▶ **WHAT YOU WILL DO**
Each entry below should be echoed exactly, with pictures omitted.

▶ **PROVIDED DATA**
--- --- ---

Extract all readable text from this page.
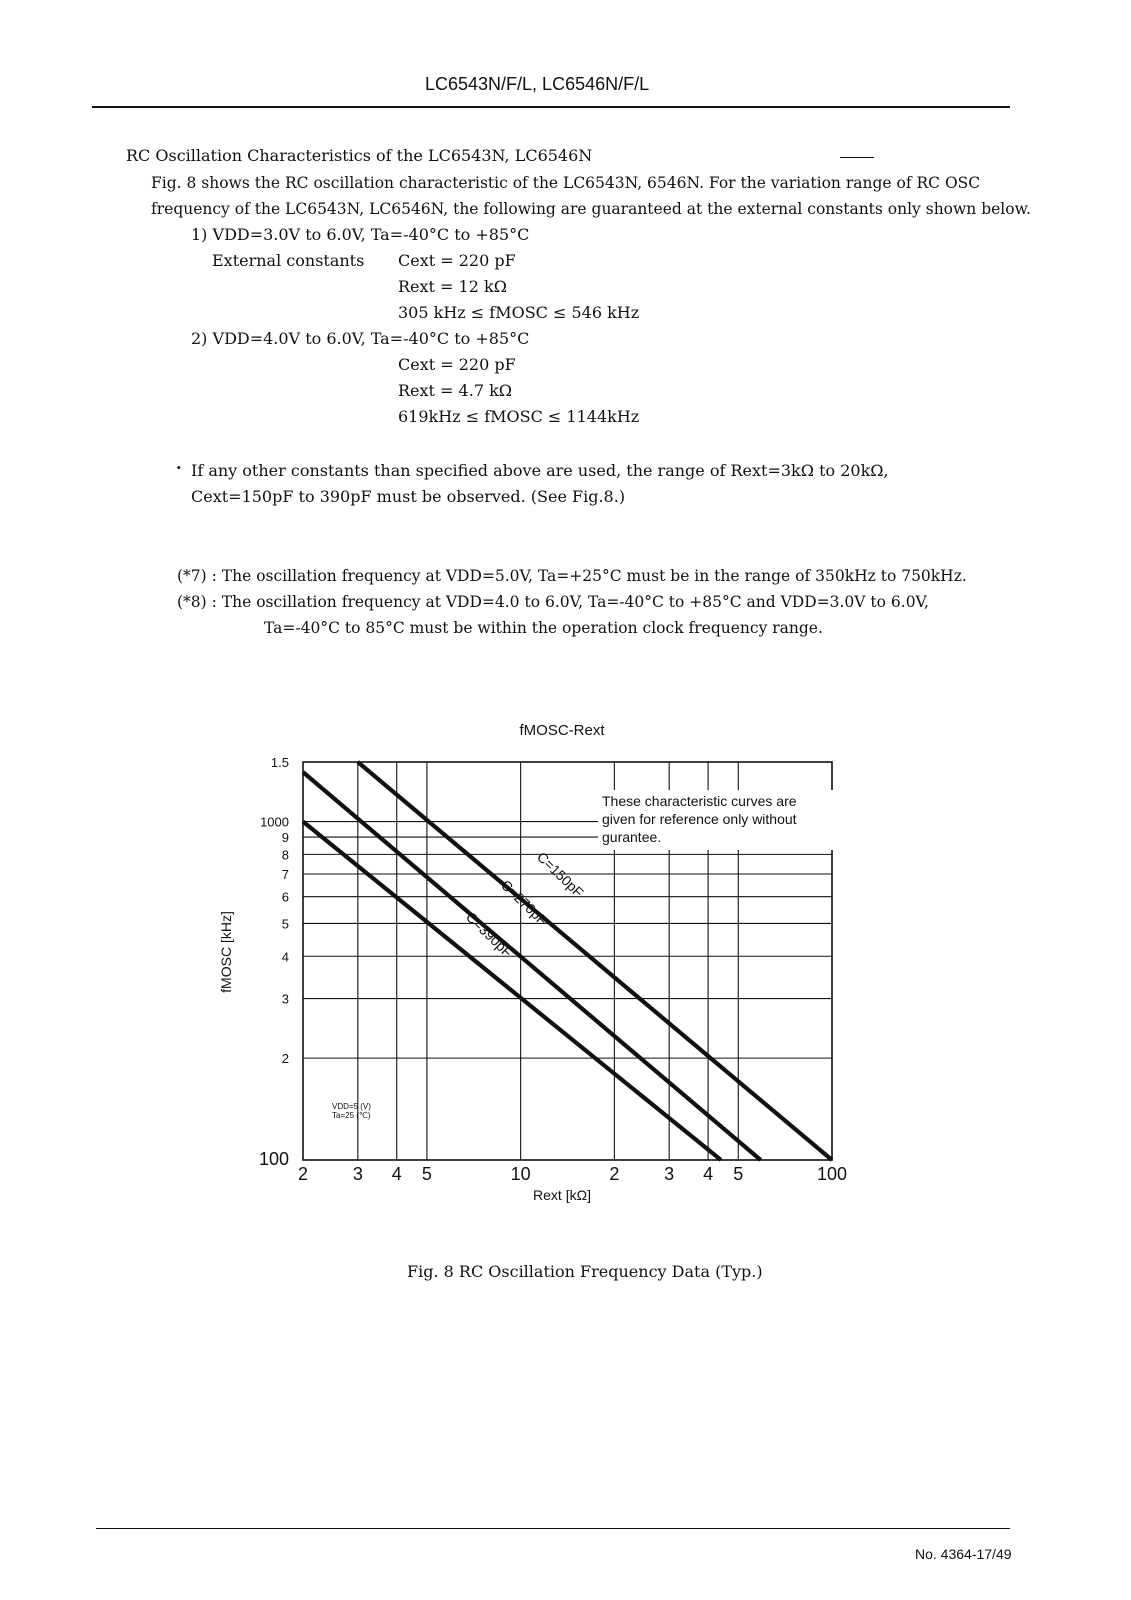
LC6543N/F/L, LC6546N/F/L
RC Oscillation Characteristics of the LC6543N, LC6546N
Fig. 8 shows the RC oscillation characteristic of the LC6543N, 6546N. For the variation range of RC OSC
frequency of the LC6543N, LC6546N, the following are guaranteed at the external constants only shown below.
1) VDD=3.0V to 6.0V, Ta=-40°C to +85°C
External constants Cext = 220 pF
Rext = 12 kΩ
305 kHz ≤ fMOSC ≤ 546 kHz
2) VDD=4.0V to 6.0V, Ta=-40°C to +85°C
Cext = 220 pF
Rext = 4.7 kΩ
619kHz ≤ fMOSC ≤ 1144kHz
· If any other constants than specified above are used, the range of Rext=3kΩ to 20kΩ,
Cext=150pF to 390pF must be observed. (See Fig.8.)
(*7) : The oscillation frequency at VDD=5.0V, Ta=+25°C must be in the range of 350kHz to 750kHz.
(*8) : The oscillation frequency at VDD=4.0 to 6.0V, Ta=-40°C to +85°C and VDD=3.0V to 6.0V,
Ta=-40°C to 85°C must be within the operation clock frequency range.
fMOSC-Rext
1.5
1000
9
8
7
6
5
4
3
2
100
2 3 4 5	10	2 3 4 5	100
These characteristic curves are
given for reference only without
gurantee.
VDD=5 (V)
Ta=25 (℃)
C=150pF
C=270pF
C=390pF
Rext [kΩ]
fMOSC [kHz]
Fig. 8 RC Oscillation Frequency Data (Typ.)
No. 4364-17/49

--- --- ---

▶ **EXERCISE RESULT**
Extract all readable text from this page.
LC6543N/F/L, LC6546N/F/L
RC Oscillation Characteristics of the LC6543N, LC6546N
Fig. 8 shows the RC oscillation characteristic of the LC6543N, 6546N. For the variation range of RC OSC
frequency of the LC6543N, LC6546N, the following are guaranteed at the external constants only shown below.
1) VDD=3.0V to 6.0V, Ta=-40°C to +85°C
External constants Cext = 220 pF
Rext = 12 kΩ
305 kHz ≤ fMOSC ≤ 546 kHz
2) VDD=4.0V to 6.0V, Ta=-40°C to +85°C
Cext = 220 pF
Rext = 4.7 kΩ
619kHz ≤ fMOSC ≤ 1144kHz
· If any other constants than specified above are used, the range of Rext=3kΩ to 20kΩ,
Cext=150pF to 390pF must be observed. (See Fig.8.)
(*7) : The oscillation frequency at VDD=5.0V, Ta=+25°C must be in the range of 350kHz to 750kHz.
(*8) : The oscillation frequency at VDD=4.0 to 6.0V, Ta=-40°C to +85°C and VDD=3.0V to 6.0V,
Ta=-40°C to 85°C must be within the operation clock frequency range.
fMOSC-Rext
1.5
1000
9
8
7
6
5
4
3
2
100
2 3 4 5	10	2 3 4 5	100
These characteristic curves are
given for reference only without
gurantee.
VDD=5 (V)
Ta=25 (℃)
C=150pF
C=270pF
C=390pF
Rext [kΩ]
fMOSC [kHz]
Fig. 8 RC Oscillation Frequency Data (Typ.)
No. 4364-17/49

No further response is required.